Dataset rows:
>>>

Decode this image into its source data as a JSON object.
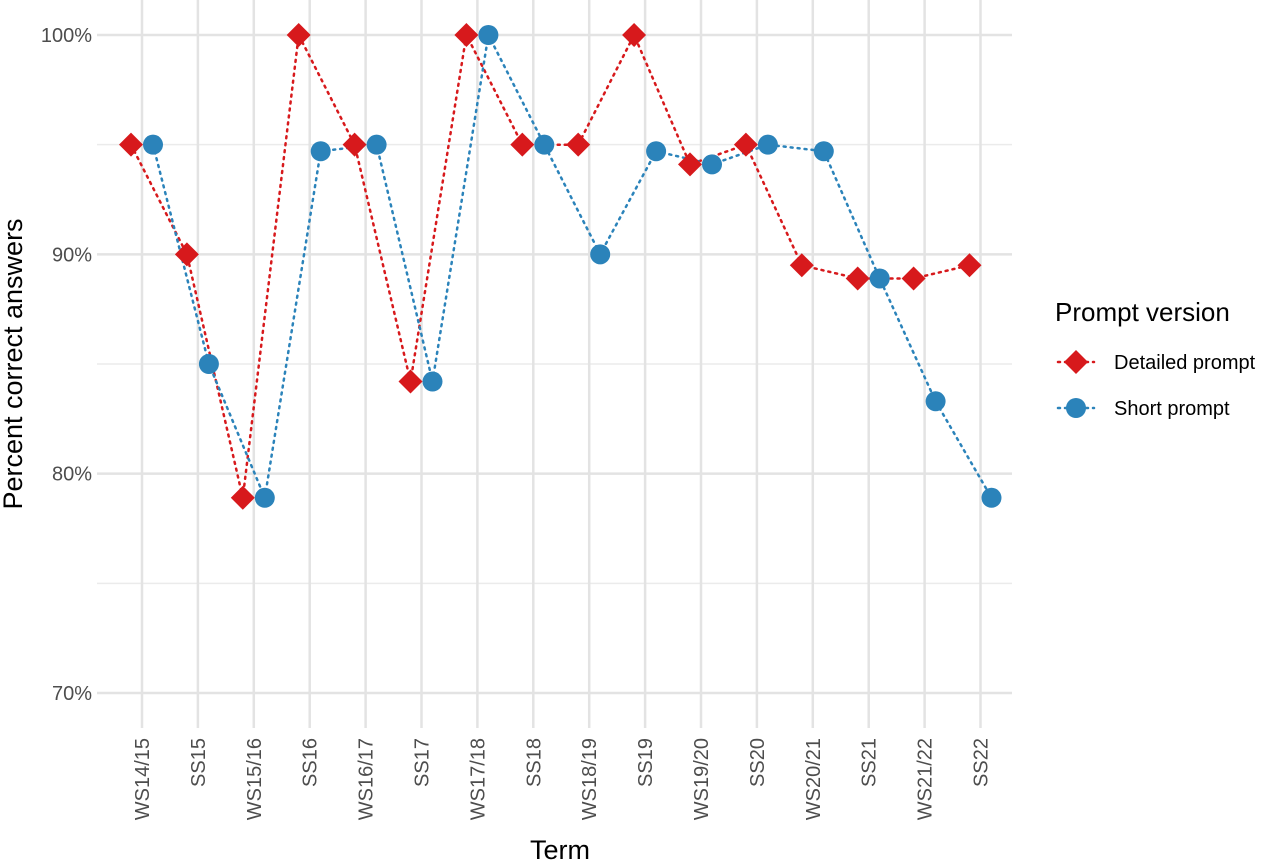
{
  "chart_data": {
    "type": "scatter",
    "xlabel": "Term",
    "ylabel": "Percent correct answers",
    "categories": [
      "WS14/15",
      "SS15",
      "WS15/16",
      "SS16",
      "WS16/17",
      "SS17",
      "WS17/18",
      "SS18",
      "WS18/19",
      "SS19",
      "WS19/20",
      "SS20",
      "WS20/21",
      "SS21",
      "WS21/22",
      "SS22"
    ],
    "y_ticks": [
      70,
      80,
      90,
      100
    ],
    "y_tick_labels": [
      "70%",
      "80%",
      "90%",
      "100%"
    ],
    "ylim": [
      68.2,
      101.6
    ],
    "grid": true,
    "connected": "dotted",
    "legend": {
      "title": "Prompt version",
      "position": "right"
    },
    "series": [
      {
        "name": "Detailed prompt",
        "marker": "diamond",
        "color": "#d7191c",
        "values": [
          95.0,
          90.0,
          78.9,
          100.0,
          95.0,
          84.2,
          100.0,
          95.0,
          95.0,
          100.0,
          94.1,
          95.0,
          89.5,
          88.9,
          88.9,
          89.5
        ]
      },
      {
        "name": "Short prompt",
        "marker": "circle",
        "color": "#2b83ba",
        "values": [
          95.0,
          85.0,
          78.9,
          94.7,
          95.0,
          84.2,
          100.0,
          95.0,
          90.0,
          94.7,
          94.1,
          95.0,
          94.7,
          88.9,
          83.3,
          78.9
        ]
      }
    ]
  }
}
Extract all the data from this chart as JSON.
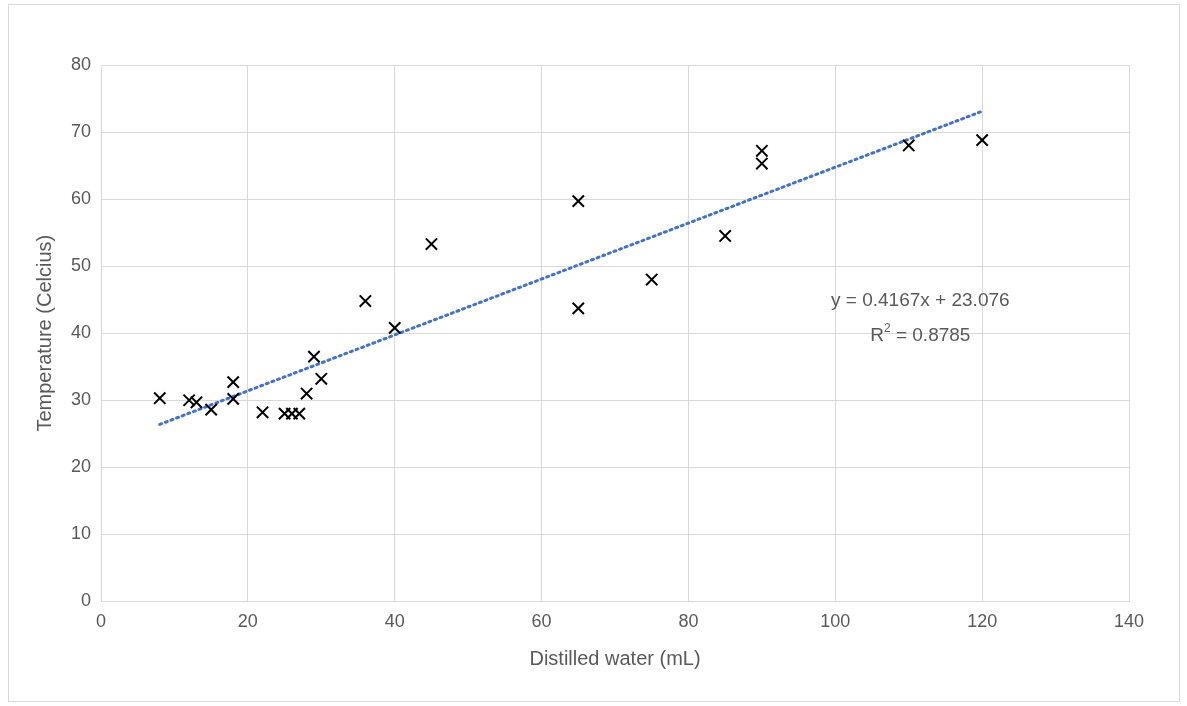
{
  "chart_data": {
    "type": "scatter",
    "xlabel": "Distilled water (mL)",
    "ylabel": "Temperature (Celcius)",
    "xlim": [
      0,
      140
    ],
    "xticks": [
      0,
      20,
      40,
      60,
      80,
      100,
      120,
      140
    ],
    "ylim": [
      0,
      80
    ],
    "yticks": [
      0,
      10,
      20,
      30,
      40,
      50,
      60,
      70,
      80
    ],
    "grid": true,
    "legend": false,
    "marker": "cross",
    "series": [
      {
        "type": "scatter",
        "color": "#000000",
        "x": [
          8,
          12,
          13,
          15,
          18,
          18,
          22,
          25,
          26,
          27,
          28,
          29,
          30,
          36,
          40,
          45,
          65,
          65,
          75,
          85,
          90,
          90,
          110,
          120
        ],
        "values": [
          30.3,
          30,
          29.7,
          28.6,
          32.7,
          30.2,
          28.2,
          28,
          28,
          28,
          31,
          36.5,
          33.2,
          44.8,
          40.8,
          53.3,
          59.7,
          43.7,
          48,
          54.5,
          67.2,
          65.3,
          68,
          68.8
        ]
      },
      {
        "type": "line",
        "color": "#4472c4",
        "line_style": "dotted",
        "marker": "none",
        "x": [
          8,
          120
        ],
        "values": [
          26.4,
          73.1
        ]
      }
    ],
    "annotations": [
      "y = 0.4167x + 23.076",
      "R$^{2}$ = 0.8785"
    ]
  }
}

<<<

What needs to be done: Each entry above is to be written out again unchanged, apart from the pictures, which are left out.

Finished exercise:
Decode this image into its source data as a JSON object.
{
  "chart_data": {
    "type": "scatter",
    "xlabel": "Term",
    "ylabel": "Percent correct answers",
    "categories": [
      "WS14/15",
      "SS15",
      "WS15/16",
      "SS16",
      "WS16/17",
      "SS17",
      "WS17/18",
      "SS18",
      "WS18/19",
      "SS19",
      "WS19/20",
      "SS20",
      "WS20/21",
      "SS21",
      "WS21/22",
      "SS22"
    ],
    "y_ticks": [
      70,
      80,
      90,
      100
    ],
    "y_tick_labels": [
      "70%",
      "80%",
      "90%",
      "100%"
    ],
    "ylim": [
      68.2,
      101.6
    ],
    "grid": true,
    "connected": "dotted",
    "legend": {
      "title": "Prompt version",
      "position": "right"
    },
    "series": [
      {
        "name": "Detailed prompt",
        "marker": "diamond",
        "color": "#d7191c",
        "values": [
          95.0,
          90.0,
          78.9,
          100.0,
          95.0,
          84.2,
          100.0,
          95.0,
          95.0,
          100.0,
          94.1,
          95.0,
          89.5,
          88.9,
          88.9,
          89.5
        ]
      },
      {
        "name": "Short prompt",
        "marker": "circle",
        "color": "#2b83ba",
        "values": [
          95.0,
          85.0,
          78.9,
          94.7,
          95.0,
          84.2,
          100.0,
          95.0,
          90.0,
          94.7,
          94.1,
          95.0,
          94.7,
          88.9,
          83.3,
          78.9
        ]
      }
    ]
  }
}
Extract all the data from this chart as JSON.
{
  "chart_data": {
    "type": "scatter",
    "xlabel": "Distilled water (mL)",
    "ylabel": "Temperature (Celcius)",
    "xlim": [
      0,
      140
    ],
    "xticks": [
      0,
      20,
      40,
      60,
      80,
      100,
      120,
      140
    ],
    "ylim": [
      0,
      80
    ],
    "yticks": [
      0,
      10,
      20,
      30,
      40,
      50,
      60,
      70,
      80
    ],
    "grid": true,
    "legend": false,
    "marker": "cross",
    "series": [
      {
        "type": "scatter",
        "color": "#000000",
        "x": [
          8,
          12,
          13,
          15,
          18,
          18,
          22,
          25,
          26,
          27,
          28,
          29,
          30,
          36,
          40,
          45,
          65,
          65,
          75,
          85,
          90,
          90,
          110,
          120
        ],
        "values": [
          30.3,
          30,
          29.7,
          28.6,
          32.7,
          30.2,
          28.2,
          28,
          28,
          28,
          31,
          36.5,
          33.2,
          44.8,
          40.8,
          53.3,
          59.7,
          43.7,
          48,
          54.5,
          67.2,
          65.3,
          68,
          68.8
        ]
      },
      {
        "type": "line",
        "color": "#4472c4",
        "line_style": "dotted",
        "marker": "none",
        "x": [
          8,
          120
        ],
        "values": [
          26.4,
          73.1
        ]
      }
    ],
    "annotations": [
      "y = 0.4167x + 23.076",
      "R$^{2}$ = 0.8785"
    ]
  }
}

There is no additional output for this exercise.